» **Objective**
Copy each line of the records that holds the string "最小弯曲半径".

» **Extracted records**

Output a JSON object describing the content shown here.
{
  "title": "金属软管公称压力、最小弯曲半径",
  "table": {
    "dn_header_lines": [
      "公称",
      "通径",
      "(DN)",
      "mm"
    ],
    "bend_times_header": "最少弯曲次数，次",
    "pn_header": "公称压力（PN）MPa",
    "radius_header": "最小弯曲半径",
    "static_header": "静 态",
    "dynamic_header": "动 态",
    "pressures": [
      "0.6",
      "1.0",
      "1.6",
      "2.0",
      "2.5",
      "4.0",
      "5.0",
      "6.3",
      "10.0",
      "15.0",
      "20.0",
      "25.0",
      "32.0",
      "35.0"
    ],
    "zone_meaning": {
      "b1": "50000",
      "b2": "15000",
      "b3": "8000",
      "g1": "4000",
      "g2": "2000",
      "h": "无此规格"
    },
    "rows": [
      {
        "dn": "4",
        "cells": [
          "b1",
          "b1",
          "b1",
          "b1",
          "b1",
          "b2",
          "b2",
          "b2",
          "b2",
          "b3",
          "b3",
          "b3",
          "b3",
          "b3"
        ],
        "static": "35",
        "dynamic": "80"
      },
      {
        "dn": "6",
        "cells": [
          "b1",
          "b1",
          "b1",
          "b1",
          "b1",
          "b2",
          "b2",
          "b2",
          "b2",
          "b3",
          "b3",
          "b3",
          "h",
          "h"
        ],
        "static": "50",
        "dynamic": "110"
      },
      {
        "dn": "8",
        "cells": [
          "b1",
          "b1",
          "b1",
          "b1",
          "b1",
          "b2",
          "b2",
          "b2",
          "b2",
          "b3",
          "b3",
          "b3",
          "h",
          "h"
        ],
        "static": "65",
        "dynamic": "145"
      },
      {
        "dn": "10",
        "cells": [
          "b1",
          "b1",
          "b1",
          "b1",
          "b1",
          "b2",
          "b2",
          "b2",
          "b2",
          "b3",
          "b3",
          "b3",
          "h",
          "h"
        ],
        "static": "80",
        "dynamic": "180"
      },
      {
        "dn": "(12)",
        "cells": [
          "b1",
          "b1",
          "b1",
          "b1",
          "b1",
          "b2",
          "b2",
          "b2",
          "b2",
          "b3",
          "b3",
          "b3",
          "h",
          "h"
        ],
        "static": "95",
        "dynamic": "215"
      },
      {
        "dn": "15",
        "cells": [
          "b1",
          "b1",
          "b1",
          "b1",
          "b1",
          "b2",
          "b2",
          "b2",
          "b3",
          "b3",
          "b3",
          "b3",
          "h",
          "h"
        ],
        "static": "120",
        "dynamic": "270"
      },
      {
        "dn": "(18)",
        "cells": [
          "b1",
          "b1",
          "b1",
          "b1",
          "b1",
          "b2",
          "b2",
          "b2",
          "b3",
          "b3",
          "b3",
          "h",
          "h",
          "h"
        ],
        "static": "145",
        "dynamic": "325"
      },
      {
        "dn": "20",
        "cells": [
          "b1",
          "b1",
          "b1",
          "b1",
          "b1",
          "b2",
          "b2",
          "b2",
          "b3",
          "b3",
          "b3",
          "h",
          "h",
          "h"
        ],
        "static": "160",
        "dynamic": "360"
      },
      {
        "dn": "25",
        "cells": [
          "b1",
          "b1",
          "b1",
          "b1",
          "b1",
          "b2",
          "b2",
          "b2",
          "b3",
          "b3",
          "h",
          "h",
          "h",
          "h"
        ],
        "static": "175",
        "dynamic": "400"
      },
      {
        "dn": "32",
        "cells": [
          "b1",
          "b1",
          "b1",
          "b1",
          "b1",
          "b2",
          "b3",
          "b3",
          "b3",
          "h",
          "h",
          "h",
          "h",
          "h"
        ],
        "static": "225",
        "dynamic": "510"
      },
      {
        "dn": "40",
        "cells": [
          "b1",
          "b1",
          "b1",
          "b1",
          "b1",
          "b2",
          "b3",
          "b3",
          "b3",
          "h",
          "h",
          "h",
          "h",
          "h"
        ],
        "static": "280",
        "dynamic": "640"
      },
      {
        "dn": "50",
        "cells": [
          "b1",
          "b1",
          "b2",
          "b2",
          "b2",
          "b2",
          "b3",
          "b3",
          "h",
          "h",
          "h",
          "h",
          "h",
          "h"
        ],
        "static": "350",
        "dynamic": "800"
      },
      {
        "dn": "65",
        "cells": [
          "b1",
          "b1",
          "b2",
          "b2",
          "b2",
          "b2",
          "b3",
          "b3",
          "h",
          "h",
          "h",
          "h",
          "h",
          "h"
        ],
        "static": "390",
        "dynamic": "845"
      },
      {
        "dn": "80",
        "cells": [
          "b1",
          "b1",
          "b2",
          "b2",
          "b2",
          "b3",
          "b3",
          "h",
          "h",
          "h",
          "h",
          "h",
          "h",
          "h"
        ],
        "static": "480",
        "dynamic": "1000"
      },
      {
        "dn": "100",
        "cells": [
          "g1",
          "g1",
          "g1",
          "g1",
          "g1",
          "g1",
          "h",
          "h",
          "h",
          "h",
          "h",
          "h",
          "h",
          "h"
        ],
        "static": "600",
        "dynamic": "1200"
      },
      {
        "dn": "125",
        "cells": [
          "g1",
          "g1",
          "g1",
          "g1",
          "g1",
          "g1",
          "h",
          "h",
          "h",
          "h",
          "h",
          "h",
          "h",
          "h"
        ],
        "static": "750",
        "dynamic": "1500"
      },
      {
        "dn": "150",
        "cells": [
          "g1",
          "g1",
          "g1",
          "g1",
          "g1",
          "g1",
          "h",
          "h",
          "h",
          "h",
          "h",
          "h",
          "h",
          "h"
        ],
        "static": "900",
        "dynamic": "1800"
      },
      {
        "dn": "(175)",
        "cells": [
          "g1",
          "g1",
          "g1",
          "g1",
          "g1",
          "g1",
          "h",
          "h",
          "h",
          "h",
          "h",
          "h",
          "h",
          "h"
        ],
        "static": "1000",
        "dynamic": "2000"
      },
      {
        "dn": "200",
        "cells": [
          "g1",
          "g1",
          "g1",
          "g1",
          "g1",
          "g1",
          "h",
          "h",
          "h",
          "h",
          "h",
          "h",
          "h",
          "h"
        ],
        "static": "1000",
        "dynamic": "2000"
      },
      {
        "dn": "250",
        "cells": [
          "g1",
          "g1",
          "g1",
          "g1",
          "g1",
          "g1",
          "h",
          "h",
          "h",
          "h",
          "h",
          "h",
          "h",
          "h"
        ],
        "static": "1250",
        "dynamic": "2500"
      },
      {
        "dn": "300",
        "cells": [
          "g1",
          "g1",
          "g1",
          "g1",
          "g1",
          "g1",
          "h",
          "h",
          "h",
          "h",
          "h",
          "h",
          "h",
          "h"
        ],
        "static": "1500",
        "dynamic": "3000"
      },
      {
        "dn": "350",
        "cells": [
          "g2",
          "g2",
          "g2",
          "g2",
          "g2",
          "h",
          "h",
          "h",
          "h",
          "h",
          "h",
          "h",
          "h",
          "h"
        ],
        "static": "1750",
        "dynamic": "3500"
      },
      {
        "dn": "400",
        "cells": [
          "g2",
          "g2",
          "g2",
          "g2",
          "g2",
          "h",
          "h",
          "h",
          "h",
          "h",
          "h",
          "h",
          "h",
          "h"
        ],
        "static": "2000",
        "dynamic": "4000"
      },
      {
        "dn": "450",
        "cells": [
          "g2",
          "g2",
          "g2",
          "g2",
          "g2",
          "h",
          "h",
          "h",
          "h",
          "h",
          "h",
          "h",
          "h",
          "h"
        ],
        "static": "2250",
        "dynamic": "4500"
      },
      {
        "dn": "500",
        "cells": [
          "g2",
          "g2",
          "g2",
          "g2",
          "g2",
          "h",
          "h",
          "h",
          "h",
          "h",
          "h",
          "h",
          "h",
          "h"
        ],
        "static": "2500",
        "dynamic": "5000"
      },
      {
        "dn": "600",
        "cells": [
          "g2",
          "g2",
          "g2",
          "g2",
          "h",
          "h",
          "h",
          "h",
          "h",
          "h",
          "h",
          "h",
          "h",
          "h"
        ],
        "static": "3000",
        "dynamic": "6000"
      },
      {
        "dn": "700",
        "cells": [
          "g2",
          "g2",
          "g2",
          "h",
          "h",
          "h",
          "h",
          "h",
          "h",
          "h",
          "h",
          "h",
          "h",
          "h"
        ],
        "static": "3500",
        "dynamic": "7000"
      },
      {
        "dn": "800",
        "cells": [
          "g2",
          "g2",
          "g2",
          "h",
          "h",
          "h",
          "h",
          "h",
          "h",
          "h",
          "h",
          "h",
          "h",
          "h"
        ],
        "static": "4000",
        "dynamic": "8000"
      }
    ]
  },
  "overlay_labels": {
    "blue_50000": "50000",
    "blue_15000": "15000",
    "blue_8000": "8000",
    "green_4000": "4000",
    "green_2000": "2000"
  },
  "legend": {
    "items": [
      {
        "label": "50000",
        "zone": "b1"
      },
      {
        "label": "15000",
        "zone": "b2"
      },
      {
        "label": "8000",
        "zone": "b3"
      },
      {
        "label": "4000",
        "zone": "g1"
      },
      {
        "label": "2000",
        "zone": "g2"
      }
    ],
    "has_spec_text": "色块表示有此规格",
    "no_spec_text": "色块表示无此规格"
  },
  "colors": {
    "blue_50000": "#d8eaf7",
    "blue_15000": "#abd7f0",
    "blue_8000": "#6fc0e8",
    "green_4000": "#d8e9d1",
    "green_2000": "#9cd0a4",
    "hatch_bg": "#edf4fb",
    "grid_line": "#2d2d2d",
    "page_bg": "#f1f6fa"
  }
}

» **Reply to the exercise**
  "title": "金属软管公称压力、最小弯曲半径",
    "radius_header": "最小弯曲半径",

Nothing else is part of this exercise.